_GIVEN DATA:_
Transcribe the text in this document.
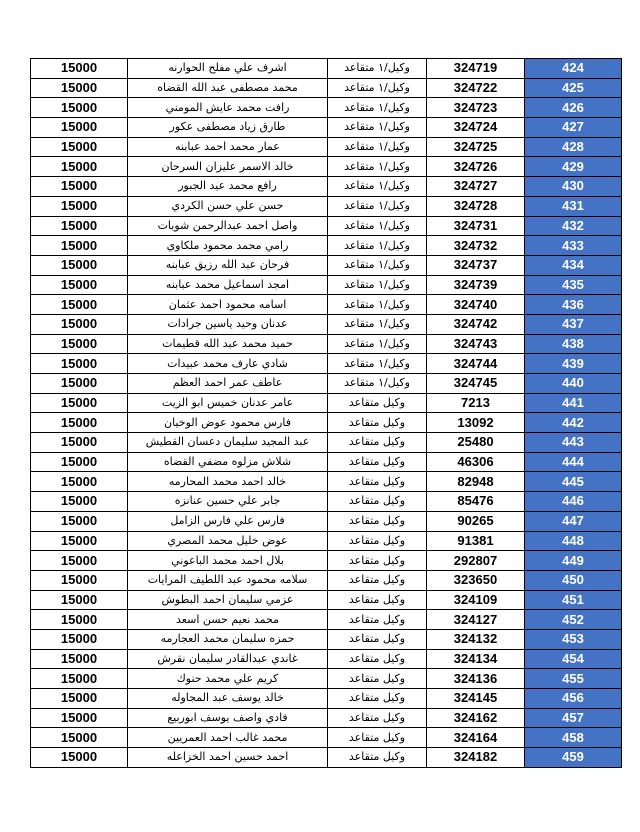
15000	اشرف علي مفلح الحوارنه	وكيل/١ متقاعد	324719	424
15000	محمد مصطفى عبد الله القضاه	وكيل/١ متقاعد	324722	425
15000	رافت محمد عايش المومني	وكيل/١ متقاعد	324723	426
15000	طارق زياد مصطفى عكور	وكيل/١ متقاعد	324724	427
15000	عمار محمد احمد عبابنه	وكيل/١ متقاعد	324725	428
15000	خالد الاسمر عليزان السرحان	وكيل/١ متقاعد	324726	429
15000	رافع محمد عيد الجبور	وكيل/١ متقاعد	324727	430
15000	حسن علي حسن الكردي	وكيل/١ متقاعد	324728	431
15000	واصل احمد عبدالرحمن شويات	وكيل/١ متقاعد	324731	432
15000	رامي محمد محمود ملكاوي	وكيل/١ متقاعد	324732	433
15000	فرحان عبد الله رزيق عبابنه	وكيل/١ متقاعد	324737	434
15000	امجد اسماعيل محمد عبابنه	وكيل/١ متقاعد	324739	435
15000	اسامه محمود احمد عثمان	وكيل/١ متقاعد	324740	436
15000	عدنان وحيد ياسين جرادات	وكيل/١ متقاعد	324742	437
15000	حميد محمد عبد الله قطيمات	وكيل/١ متقاعد	324743	438
15000	شادي عارف محمد عبيدات	وكيل/١ متقاعد	324744	439
15000	عاطف عمر احمد العظم	وكيل/١ متقاعد	324745	440
15000	عامر عدنان خميس ابو الزيت	وكيل متقاعد	7213	441
15000	فارس محمود عوض الوخيان	وكيل متقاعد	13092	442
15000	عبد المجيد سليمان دعسان القطيش	وكيل متقاعد	25480	443
15000	شلاش مزلوه مضفي القضاه	وكيل متقاعد	46306	444
15000	خالد احمد محمد المحارمه	وكيل متقاعد	82948	445
15000	جابر علي حسين عنانزه	وكيل متقاعد	85476	446
15000	فارس علي فارس الزامل	وكيل متقاعد	90265	447
15000	عوض خليل محمد المصري	وكيل متقاعد	91381	448
15000	بلال احمد محمد الباعوني	وكيل متقاعد	292807	449
15000	سلامه محمود عبد اللطيف المرايات	وكيل متقاعد	323650	450
15000	عزمي سليمان احمد البطوش	وكيل متقاعد	324109	451
15000	محمد نعيم حسن اسعد	وكيل متقاعد	324127	452
15000	حمزه سليمان محمد العجارمه	وكيل متقاعد	324132	453
15000	غاندي عبدالقادر سليمان نقرش	وكيل متقاعد	324134	454
15000	كريم علي محمد حنوك	وكيل متقاعد	324136	455
15000	خالد يوسف عبد المجاوله	وكيل متقاعد	324145	456
15000	فادي واصف يوسف ابوربيع	وكيل متقاعد	324162	457
15000	محمد غالب احمد العمريين	وكيل متقاعد	324164	458
15000	احمد حسين احمد الخزاعله	وكيل متقاعد	324182	459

_WRITTEN REQUEST:_
Every line above should be returned exactly; the pictures stay out.

_EXERCISE SOLUTION:_
Transcribe the text in this document.
15000	اشرف علي مفلح الحوارنه	وكيل/١ متقاعد	324719	424
15000	محمد مصطفى عبد الله القضاه	وكيل/١ متقاعد	324722	425
15000	رافت محمد عايش المومني	وكيل/١ متقاعد	324723	426
15000	طارق زياد مصطفى عكور	وكيل/١ متقاعد	324724	427
15000	عمار محمد احمد عبابنه	وكيل/١ متقاعد	324725	428
15000	خالد الاسمر عليزان السرحان	وكيل/١ متقاعد	324726	429
15000	رافع محمد عيد الجبور	وكيل/١ متقاعد	324727	430
15000	حسن علي حسن الكردي	وكيل/١ متقاعد	324728	431
15000	واصل احمد عبدالرحمن شويات	وكيل/١ متقاعد	324731	432
15000	رامي محمد محمود ملكاوي	وكيل/١ متقاعد	324732	433
15000	فرحان عبد الله رزيق عبابنه	وكيل/١ متقاعد	324737	434
15000	امجد اسماعيل محمد عبابنه	وكيل/١ متقاعد	324739	435
15000	اسامه محمود احمد عثمان	وكيل/١ متقاعد	324740	436
15000	عدنان وحيد ياسين جرادات	وكيل/١ متقاعد	324742	437
15000	حميد محمد عبد الله قطيمات	وكيل/١ متقاعد	324743	438
15000	شادي عارف محمد عبيدات	وكيل/١ متقاعد	324744	439
15000	عاطف عمر احمد العظم	وكيل/١ متقاعد	324745	440
15000	عامر عدنان خميس ابو الزيت	وكيل متقاعد	7213	441
15000	فارس محمود عوض الوخيان	وكيل متقاعد	13092	442
15000	عبد المجيد سليمان دعسان القطيش	وكيل متقاعد	25480	443
15000	شلاش مزلوه مضفي القضاه	وكيل متقاعد	46306	444
15000	خالد احمد محمد المحارمه	وكيل متقاعد	82948	445
15000	جابر علي حسين عنانزه	وكيل متقاعد	85476	446
15000	فارس علي فارس الزامل	وكيل متقاعد	90265	447
15000	عوض خليل محمد المصري	وكيل متقاعد	91381	448
15000	بلال احمد محمد الباعوني	وكيل متقاعد	292807	449
15000	سلامه محمود عبد اللطيف المرايات	وكيل متقاعد	323650	450
15000	عزمي سليمان احمد البطوش	وكيل متقاعد	324109	451
15000	محمد نعيم حسن اسعد	وكيل متقاعد	324127	452
15000	حمزه سليمان محمد العجارمه	وكيل متقاعد	324132	453
15000	غاندي عبدالقادر سليمان نقرش	وكيل متقاعد	324134	454
15000	كريم علي محمد حنوك	وكيل متقاعد	324136	455
15000	خالد يوسف عبد المجاوله	وكيل متقاعد	324145	456
15000	فادي واصف يوسف ابوربيع	وكيل متقاعد	324162	457
15000	محمد غالب احمد العمريين	وكيل متقاعد	324164	458
15000	احمد حسين احمد الخزاعله	وكيل متقاعد	324182	459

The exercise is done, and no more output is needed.